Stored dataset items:
········
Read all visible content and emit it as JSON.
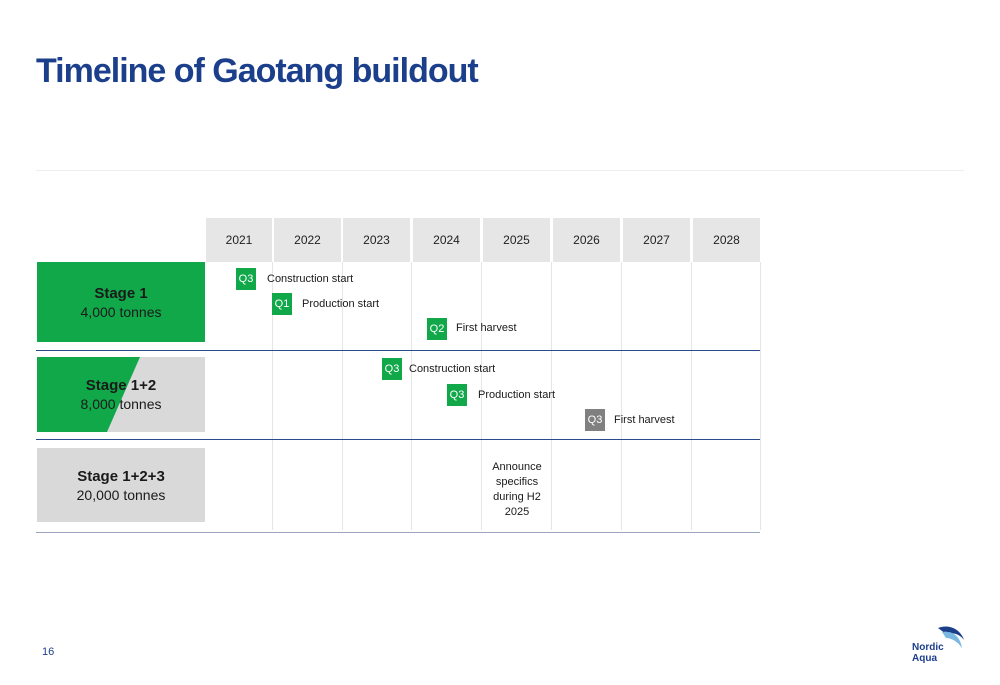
{
  "title": "Timeline of Gaotang buildout",
  "years": [
    "2021",
    "2022",
    "2023",
    "2024",
    "2025",
    "2026",
    "2027",
    "2028"
  ],
  "stages": [
    {
      "name": "Stage 1",
      "capacity": "4,000 tonnes"
    },
    {
      "name": "Stage 1+2",
      "capacity": "8,000 tonnes"
    },
    {
      "name": "Stage 1+2+3",
      "capacity": "20,000 tonnes"
    }
  ],
  "events": [
    {
      "quarter": "Q3",
      "label": "Construction start",
      "color": "green"
    },
    {
      "quarter": "Q1",
      "label": "Production start",
      "color": "green"
    },
    {
      "quarter": "Q2",
      "label": "First harvest",
      "color": "green"
    },
    {
      "quarter": "Q3",
      "label": "Construction start",
      "color": "green"
    },
    {
      "quarter": "Q3",
      "label": "Production start",
      "color": "green"
    },
    {
      "quarter": "Q3",
      "label": "First harvest",
      "color": "grey"
    }
  ],
  "announce": [
    "Announce",
    "specifics",
    "during H2",
    "2025"
  ],
  "page_number": "16",
  "logo": {
    "line1": "Nordic",
    "line2": "Aqua"
  },
  "colors": {
    "title": "#1c3f8c",
    "green": "#11a84a",
    "grey_box": "#808080",
    "stage_grey": "#d9d9d9",
    "header": "#e6e6e6"
  }
}
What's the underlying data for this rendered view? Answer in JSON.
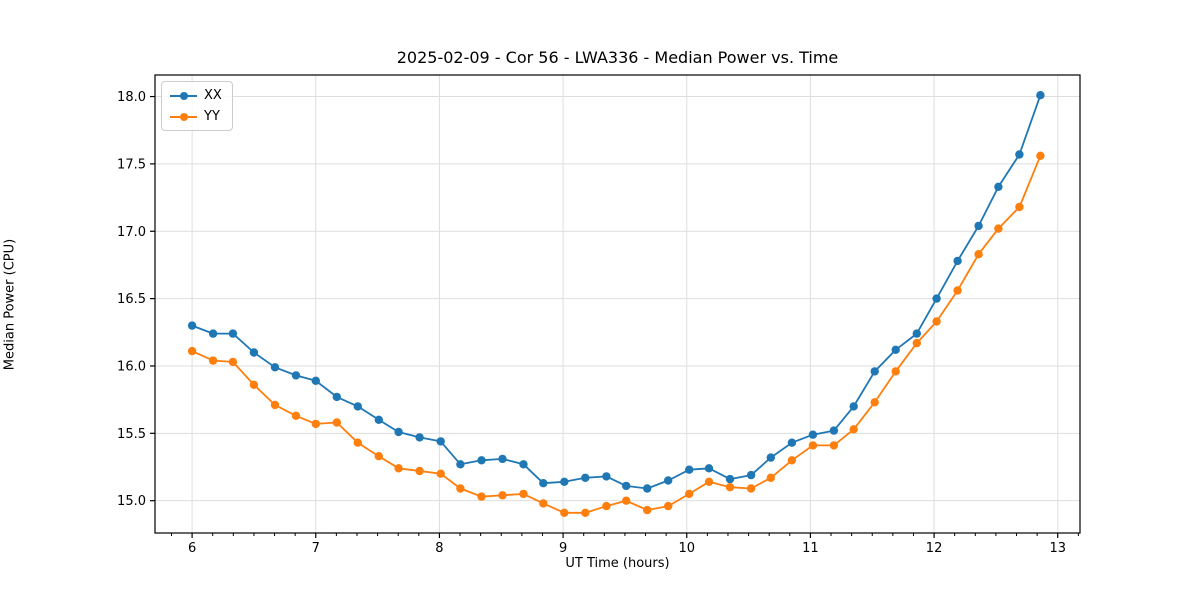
{
  "figure": {
    "background": "#ffffff",
    "spine_color": "#000000",
    "tick_color": "#000000"
  },
  "chart_data": {
    "type": "line",
    "title": "2025-02-09 - Cor 56 - LWA336 - Median Power vs. Time",
    "xlabel": "UT Time (hours)",
    "ylabel": "Median Power (CPU)",
    "grid": true,
    "grid_color": "#dedede",
    "legend_position": "upper-left",
    "xlim": [
      5.7,
      13.18
    ],
    "ylim": [
      14.76,
      18.16
    ],
    "xticks": [
      6,
      7,
      8,
      9,
      10,
      11,
      12,
      13
    ],
    "xtick_labels": [
      "6",
      "7",
      "8",
      "9",
      "10",
      "11",
      "12",
      "13"
    ],
    "yticks": [
      15.0,
      15.5,
      16.0,
      16.5,
      17.0,
      17.5,
      18.0
    ],
    "ytick_labels": [
      "15.0",
      "15.5",
      "16.0",
      "16.5",
      "17.0",
      "17.5",
      "18.0"
    ],
    "x_minor_ticks_per_major": 6,
    "x": [
      6.0,
      6.17,
      6.33,
      6.5,
      6.67,
      6.84,
      7.0,
      7.17,
      7.34,
      7.51,
      7.67,
      7.84,
      8.01,
      8.17,
      8.34,
      8.51,
      8.68,
      8.84,
      9.01,
      9.18,
      9.35,
      9.51,
      9.68,
      9.85,
      10.02,
      10.18,
      10.35,
      10.52,
      10.68,
      10.85,
      11.02,
      11.19,
      11.35,
      11.52,
      11.69,
      11.86,
      12.02,
      12.19,
      12.36,
      12.52,
      12.69,
      12.86
    ],
    "series": [
      {
        "name": "XX",
        "color": "#1f77b4",
        "marker": "circle",
        "values": [
          16.3,
          16.24,
          16.24,
          16.1,
          15.99,
          15.93,
          15.89,
          15.77,
          15.7,
          15.6,
          15.51,
          15.47,
          15.44,
          15.27,
          15.3,
          15.31,
          15.27,
          15.13,
          15.14,
          15.17,
          15.18,
          15.11,
          15.09,
          15.15,
          15.23,
          15.24,
          15.16,
          15.19,
          15.32,
          15.43,
          15.49,
          15.52,
          15.7,
          15.96,
          16.12,
          16.24,
          16.5,
          16.78,
          17.04,
          17.33,
          17.57,
          18.01
        ]
      },
      {
        "name": "YY",
        "color": "#ff7f0e",
        "marker": "circle",
        "values": [
          16.11,
          16.04,
          16.03,
          15.86,
          15.71,
          15.63,
          15.57,
          15.58,
          15.43,
          15.33,
          15.24,
          15.22,
          15.2,
          15.09,
          15.03,
          15.04,
          15.05,
          14.98,
          14.91,
          14.91,
          14.96,
          15.0,
          14.93,
          14.96,
          15.05,
          15.14,
          15.1,
          15.09,
          15.17,
          15.3,
          15.41,
          15.41,
          15.53,
          15.73,
          15.96,
          16.17,
          16.33,
          16.56,
          16.83,
          17.02,
          17.18,
          17.56
        ]
      }
    ]
  }
}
········
Problem description: Exclude the pictures. Write out the remaining data exactly.

Solution:
Read all visible content and emit it as JSON.
{
  "title": "Timeline of Gaotang buildout",
  "years": [
    "2021",
    "2022",
    "2023",
    "2024",
    "2025",
    "2026",
    "2027",
    "2028"
  ],
  "stages": [
    {
      "name": "Stage 1",
      "capacity": "4,000 tonnes"
    },
    {
      "name": "Stage 1+2",
      "capacity": "8,000 tonnes"
    },
    {
      "name": "Stage 1+2+3",
      "capacity": "20,000 tonnes"
    }
  ],
  "events": [
    {
      "quarter": "Q3",
      "label": "Construction start",
      "color": "green"
    },
    {
      "quarter": "Q1",
      "label": "Production start",
      "color": "green"
    },
    {
      "quarter": "Q2",
      "label": "First harvest",
      "color": "green"
    },
    {
      "quarter": "Q3",
      "label": "Construction start",
      "color": "green"
    },
    {
      "quarter": "Q3",
      "label": "Production start",
      "color": "green"
    },
    {
      "quarter": "Q3",
      "label": "First harvest",
      "color": "grey"
    }
  ],
  "announce": [
    "Announce",
    "specifics",
    "during H2",
    "2025"
  ],
  "page_number": "16",
  "logo": {
    "line1": "Nordic",
    "line2": "Aqua"
  },
  "colors": {
    "title": "#1c3f8c",
    "green": "#11a84a",
    "grey_box": "#808080",
    "stage_grey": "#d9d9d9",
    "header": "#e6e6e6"
  }
}
What's the underlying data for this rendered view? Answer in JSON.
{
  "figure": {
    "background": "#ffffff",
    "spine_color": "#000000",
    "tick_color": "#000000"
  },
  "chart_data": {
    "type": "line",
    "title": "2025-02-09 - Cor 56 - LWA336 - Median Power vs. Time",
    "xlabel": "UT Time (hours)",
    "ylabel": "Median Power (CPU)",
    "grid": true,
    "grid_color": "#dedede",
    "legend_position": "upper-left",
    "xlim": [
      5.7,
      13.18
    ],
    "ylim": [
      14.76,
      18.16
    ],
    "xticks": [
      6,
      7,
      8,
      9,
      10,
      11,
      12,
      13
    ],
    "xtick_labels": [
      "6",
      "7",
      "8",
      "9",
      "10",
      "11",
      "12",
      "13"
    ],
    "yticks": [
      15.0,
      15.5,
      16.0,
      16.5,
      17.0,
      17.5,
      18.0
    ],
    "ytick_labels": [
      "15.0",
      "15.5",
      "16.0",
      "16.5",
      "17.0",
      "17.5",
      "18.0"
    ],
    "x_minor_ticks_per_major": 6,
    "x": [
      6.0,
      6.17,
      6.33,
      6.5,
      6.67,
      6.84,
      7.0,
      7.17,
      7.34,
      7.51,
      7.67,
      7.84,
      8.01,
      8.17,
      8.34,
      8.51,
      8.68,
      8.84,
      9.01,
      9.18,
      9.35,
      9.51,
      9.68,
      9.85,
      10.02,
      10.18,
      10.35,
      10.52,
      10.68,
      10.85,
      11.02,
      11.19,
      11.35,
      11.52,
      11.69,
      11.86,
      12.02,
      12.19,
      12.36,
      12.52,
      12.69,
      12.86
    ],
    "series": [
      {
        "name": "XX",
        "color": "#1f77b4",
        "marker": "circle",
        "values": [
          16.3,
          16.24,
          16.24,
          16.1,
          15.99,
          15.93,
          15.89,
          15.77,
          15.7,
          15.6,
          15.51,
          15.47,
          15.44,
          15.27,
          15.3,
          15.31,
          15.27,
          15.13,
          15.14,
          15.17,
          15.18,
          15.11,
          15.09,
          15.15,
          15.23,
          15.24,
          15.16,
          15.19,
          15.32,
          15.43,
          15.49,
          15.52,
          15.7,
          15.96,
          16.12,
          16.24,
          16.5,
          16.78,
          17.04,
          17.33,
          17.57,
          18.01
        ]
      },
      {
        "name": "YY",
        "color": "#ff7f0e",
        "marker": "circle",
        "values": [
          16.11,
          16.04,
          16.03,
          15.86,
          15.71,
          15.63,
          15.57,
          15.58,
          15.43,
          15.33,
          15.24,
          15.22,
          15.2,
          15.09,
          15.03,
          15.04,
          15.05,
          14.98,
          14.91,
          14.91,
          14.96,
          15.0,
          14.93,
          14.96,
          15.05,
          15.14,
          15.1,
          15.09,
          15.17,
          15.3,
          15.41,
          15.41,
          15.53,
          15.73,
          15.96,
          16.17,
          16.33,
          16.56,
          16.83,
          17.02,
          17.18,
          17.56
        ]
      }
    ]
  }
}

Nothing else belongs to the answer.